• **Task to complete**
Restate the full listing word for word and leave the pictures out.

• **Extracted entries**
※ ※ ※

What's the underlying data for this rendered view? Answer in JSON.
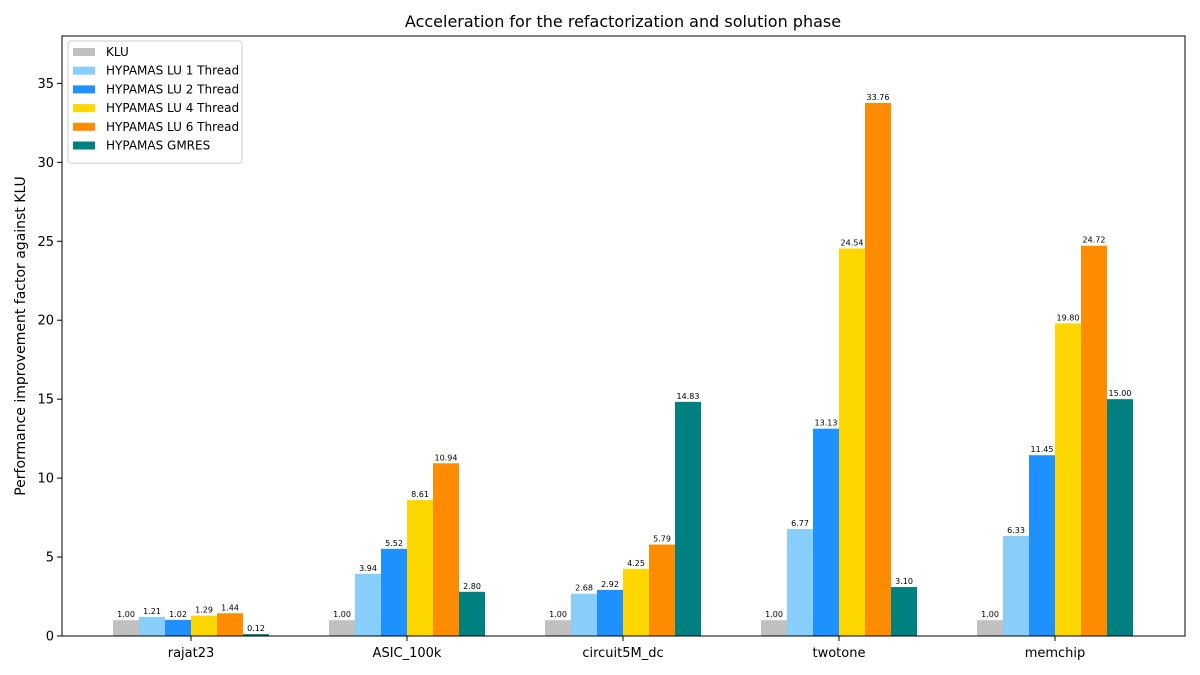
{
  "chart_data": {
    "type": "bar",
    "title": "Acceleration for the refactorization and solution phase",
    "xlabel": "",
    "ylabel": "Performance improvement factor against KLU",
    "ylim": [
      0,
      38
    ],
    "yticks": [
      0,
      5,
      10,
      15,
      20,
      25,
      30,
      35
    ],
    "grid": false,
    "legend_position": "top-left",
    "categories": [
      "rajat23",
      "ASIC_100k",
      "circuit5M_dc",
      "twotone",
      "memchip"
    ],
    "series": [
      {
        "name": "KLU",
        "color": "#c0c0c0",
        "values": [
          1.0,
          1.0,
          1.0,
          1.0,
          1.0
        ],
        "labels": [
          "1.00",
          "1.00",
          "1.00",
          "1.00",
          "1.00"
        ]
      },
      {
        "name": "HYPAMAS LU 1 Thread",
        "color": "#87cefa",
        "values": [
          1.21,
          3.94,
          2.68,
          6.77,
          6.33
        ],
        "labels": [
          "1.21",
          "3.94",
          "2.68",
          "6.77",
          "6.33"
        ]
      },
      {
        "name": "HYPAMAS LU 2 Thread",
        "color": "#1e90ff",
        "values": [
          1.02,
          5.52,
          2.92,
          13.13,
          11.45
        ],
        "labels": [
          "1.02",
          "5.52",
          "2.92",
          "13.13",
          "11.45"
        ]
      },
      {
        "name": "HYPAMAS LU 4 Thread",
        "color": "#ffd700",
        "values": [
          1.29,
          8.61,
          4.25,
          24.54,
          19.8
        ],
        "labels": [
          "1.29",
          "8.61",
          "4.25",
          "24.54",
          "19.80"
        ]
      },
      {
        "name": "HYPAMAS LU 6 Thread",
        "color": "#ff8c00",
        "values": [
          1.44,
          10.94,
          5.79,
          33.76,
          24.72
        ],
        "labels": [
          "1.44",
          "10.94",
          "5.79",
          "33.76",
          "24.72"
        ]
      },
      {
        "name": "HYPAMAS GMRES",
        "color": "#008080",
        "values": [
          0.12,
          2.8,
          14.83,
          3.1,
          15.0
        ],
        "labels": [
          "0.12",
          "2.80",
          "14.83",
          "3.10",
          "15.00"
        ]
      }
    ]
  }
}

※ ※ ※

• **Output below**
What's the underlying data for this rendered view? Answer in JSON.
{
  "chart_data": {
    "type": "bar",
    "title": "Acceleration for the refactorization and solution phase",
    "xlabel": "",
    "ylabel": "Performance improvement factor against KLU",
    "ylim": [
      0,
      38
    ],
    "yticks": [
      0,
      5,
      10,
      15,
      20,
      25,
      30,
      35
    ],
    "grid": false,
    "legend_position": "top-left",
    "categories": [
      "rajat23",
      "ASIC_100k",
      "circuit5M_dc",
      "twotone",
      "memchip"
    ],
    "series": [
      {
        "name": "KLU",
        "color": "#c0c0c0",
        "values": [
          1.0,
          1.0,
          1.0,
          1.0,
          1.0
        ],
        "labels": [
          "1.00",
          "1.00",
          "1.00",
          "1.00",
          "1.00"
        ]
      },
      {
        "name": "HYPAMAS LU 1 Thread",
        "color": "#87cefa",
        "values": [
          1.21,
          3.94,
          2.68,
          6.77,
          6.33
        ],
        "labels": [
          "1.21",
          "3.94",
          "2.68",
          "6.77",
          "6.33"
        ]
      },
      {
        "name": "HYPAMAS LU 2 Thread",
        "color": "#1e90ff",
        "values": [
          1.02,
          5.52,
          2.92,
          13.13,
          11.45
        ],
        "labels": [
          "1.02",
          "5.52",
          "2.92",
          "13.13",
          "11.45"
        ]
      },
      {
        "name": "HYPAMAS LU 4 Thread",
        "color": "#ffd700",
        "values": [
          1.29,
          8.61,
          4.25,
          24.54,
          19.8
        ],
        "labels": [
          "1.29",
          "8.61",
          "4.25",
          "24.54",
          "19.80"
        ]
      },
      {
        "name": "HYPAMAS LU 6 Thread",
        "color": "#ff8c00",
        "values": [
          1.44,
          10.94,
          5.79,
          33.76,
          24.72
        ],
        "labels": [
          "1.44",
          "10.94",
          "5.79",
          "33.76",
          "24.72"
        ]
      },
      {
        "name": "HYPAMAS GMRES",
        "color": "#008080",
        "values": [
          0.12,
          2.8,
          14.83,
          3.1,
          15.0
        ],
        "labels": [
          "0.12",
          "2.80",
          "14.83",
          "3.10",
          "15.00"
        ]
      }
    ]
  }
}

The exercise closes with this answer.